Provide only the number of lines in the records below that include "Services".

::::::::::

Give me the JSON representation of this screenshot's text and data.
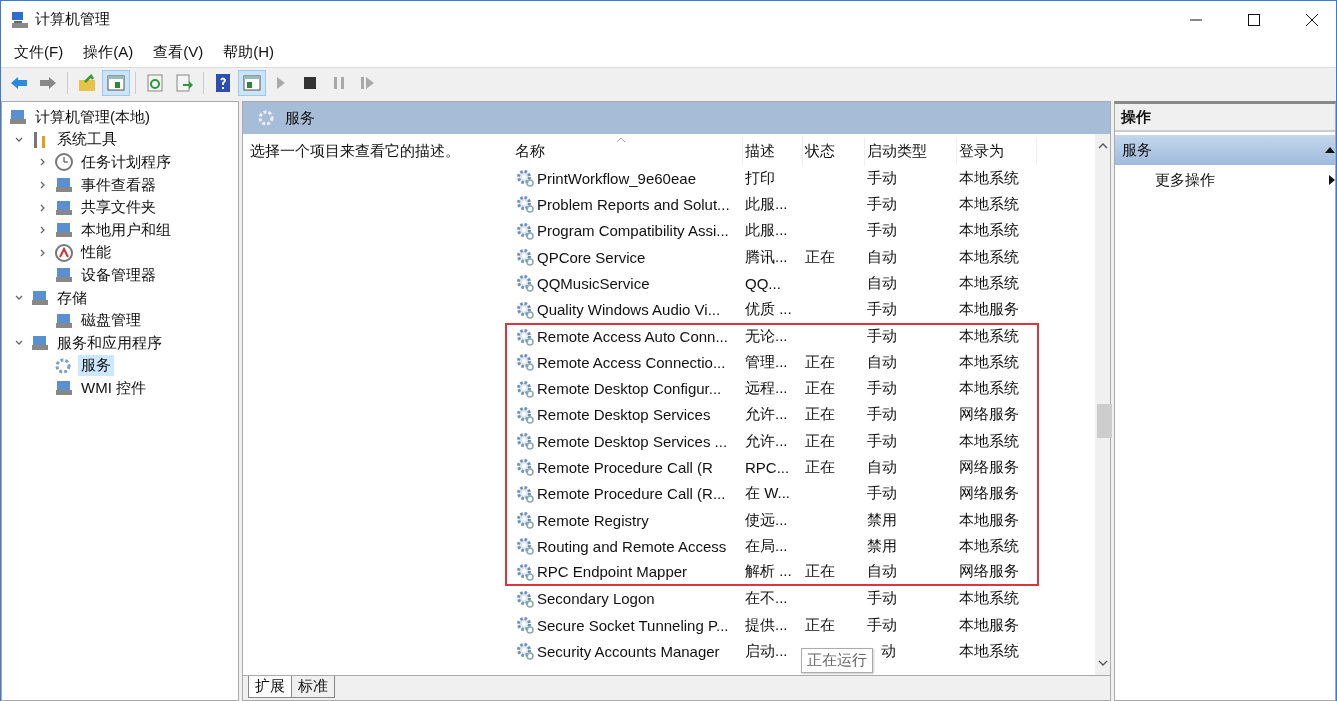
{
  "window": {
    "title": "计算机管理"
  },
  "menu": [
    "文件(F)",
    "操作(A)",
    "查看(V)",
    "帮助(H)"
  ],
  "toolbar": [
    {
      "kind": "back",
      "pressed": false,
      "disabled": false
    },
    {
      "kind": "forward",
      "pressed": false,
      "disabled": false
    },
    {
      "kind": "sep"
    },
    {
      "kind": "up",
      "pressed": false,
      "disabled": false
    },
    {
      "kind": "tree",
      "pressed": true,
      "disabled": false
    },
    {
      "kind": "sep"
    },
    {
      "kind": "refresh",
      "pressed": false,
      "disabled": false
    },
    {
      "kind": "export",
      "pressed": false,
      "disabled": false
    },
    {
      "kind": "sep"
    },
    {
      "kind": "help",
      "pressed": false,
      "disabled": false
    },
    {
      "kind": "pane",
      "pressed": true,
      "disabled": false
    },
    {
      "kind": "play",
      "pressed": false,
      "disabled": true
    },
    {
      "kind": "stop",
      "pressed": false,
      "disabled": false
    },
    {
      "kind": "pause",
      "pressed": false,
      "disabled": true
    },
    {
      "kind": "resume",
      "pressed": false,
      "disabled": true
    }
  ],
  "tree": [
    {
      "label": "计算机管理(本地)",
      "selected": false,
      "children": [
        {
          "label": "系统工具",
          "selected": false,
          "expanded": true,
          "children": [
            {
              "label": "任务计划程序",
              "selected": false,
              "expanded": false
            },
            {
              "label": "事件查看器",
              "selected": false,
              "expanded": false
            },
            {
              "label": "共享文件夹",
              "selected": false,
              "expanded": false
            },
            {
              "label": "本地用户和组",
              "selected": false,
              "expanded": false
            },
            {
              "label": "性能",
              "selected": false,
              "expanded": false
            },
            {
              "label": "设备管理器",
              "selected": false
            }
          ]
        },
        {
          "label": "存储",
          "selected": false,
          "expanded": true,
          "children": [
            {
              "label": "磁盘管理",
              "selected": false
            }
          ]
        },
        {
          "label": "服务和应用程序",
          "selected": false,
          "expanded": true,
          "children": [
            {
              "label": "服务",
              "selected": true
            },
            {
              "label": "WMI 控件",
              "selected": false
            }
          ]
        }
      ]
    }
  ],
  "center": {
    "title": "服务",
    "description": "选择一个项目来查看它的描述。",
    "columns": [
      "名称",
      "描述",
      "状态",
      "启动类型",
      "登录为"
    ],
    "rows": [
      {
        "name": "PrintWorkflow_9e60eae",
        "description": "打印",
        "status": "",
        "startup": "手动",
        "logon": "本地系统",
        "highlighted": false
      },
      {
        "name": "Problem Reports and Solut...",
        "description": "此服...",
        "status": "",
        "startup": "手动",
        "logon": "本地系统",
        "highlighted": false
      },
      {
        "name": "Program Compatibility Assi...",
        "description": "此服...",
        "status": "",
        "startup": "手动",
        "logon": "本地系统",
        "highlighted": false
      },
      {
        "name": "QPCore Service",
        "description": "腾讯...",
        "status": "正在",
        "startup": "自动",
        "logon": "本地系统",
        "highlighted": false
      },
      {
        "name": "QQMusicService",
        "description": "QQ...",
        "status": "",
        "startup": "自动",
        "logon": "本地系统",
        "highlighted": false
      },
      {
        "name": "Quality Windows Audio Vi...",
        "description": "优质 ...",
        "status": "",
        "startup": "手动",
        "logon": "本地服务",
        "highlighted": false
      },
      {
        "name": "Remote Access Auto Conn...",
        "description": "无论...",
        "status": "",
        "startup": "手动",
        "logon": "本地系统",
        "highlighted": true
      },
      {
        "name": "Remote Access Connectio...",
        "description": "管理...",
        "status": "正在",
        "startup": "自动",
        "logon": "本地系统",
        "highlighted": true
      },
      {
        "name": "Remote Desktop Configur...",
        "description": "远程...",
        "status": "正在",
        "startup": "手动",
        "logon": "本地系统",
        "highlighted": true
      },
      {
        "name": "Remote Desktop Services",
        "description": "允许...",
        "status": "正在",
        "startup": "手动",
        "logon": "网络服务",
        "highlighted": true
      },
      {
        "name": "Remote Desktop Services ...",
        "description": "允许...",
        "status": "正在",
        "startup": "手动",
        "logon": "本地系统",
        "highlighted": true
      },
      {
        "name": "Remote Procedure Call (R",
        "description": "RPC...",
        "status": "正在",
        "startup": "自动",
        "logon": "网络服务",
        "highlighted": true
      },
      {
        "name": "Remote Procedure Call (R...",
        "description": "在 W...",
        "status": "",
        "startup": "手动",
        "logon": "网络服务",
        "highlighted": true
      },
      {
        "name": "Remote Registry",
        "description": "使远...",
        "status": "",
        "startup": "禁用",
        "logon": "本地服务",
        "highlighted": true
      },
      {
        "name": "Routing and Remote Access",
        "description": "在局...",
        "status": "",
        "startup": "禁用",
        "logon": "本地系统",
        "highlighted": true
      },
      {
        "name": "RPC Endpoint Mapper",
        "description": "解析 ...",
        "status": "正在",
        "startup": "自动",
        "logon": "网络服务",
        "highlighted": true
      },
      {
        "name": "Secondary Logon",
        "description": "在不...",
        "status": "",
        "startup": "手动",
        "logon": "本地系统",
        "highlighted": false
      },
      {
        "name": "Secure Socket Tunneling P...",
        "description": "提供...",
        "status": "正在",
        "startup": "手动",
        "logon": "本地服务",
        "highlighted": false
      },
      {
        "name": "Security Accounts Manager",
        "description": "启动...",
        "status": "",
        "startup": "动",
        "logon": "本地系统",
        "highlighted": false,
        "tooltip": "正在运行"
      }
    ],
    "tabs": [
      {
        "label": "扩展",
        "selected": true
      },
      {
        "label": "标准",
        "selected": false
      }
    ]
  },
  "actions": {
    "title": "操作",
    "section": "服务",
    "expanded": true,
    "items": [
      "更多操作"
    ]
  }
}
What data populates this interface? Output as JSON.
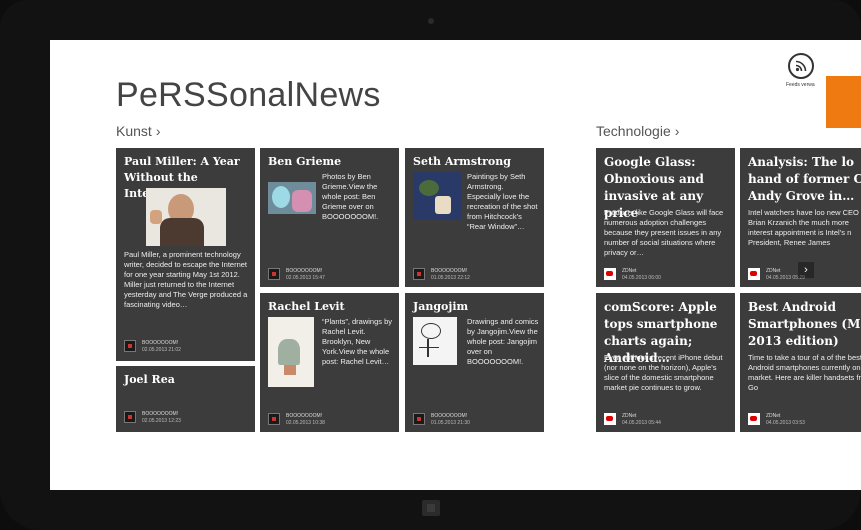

::::::::::

Answer to this exercise -> 2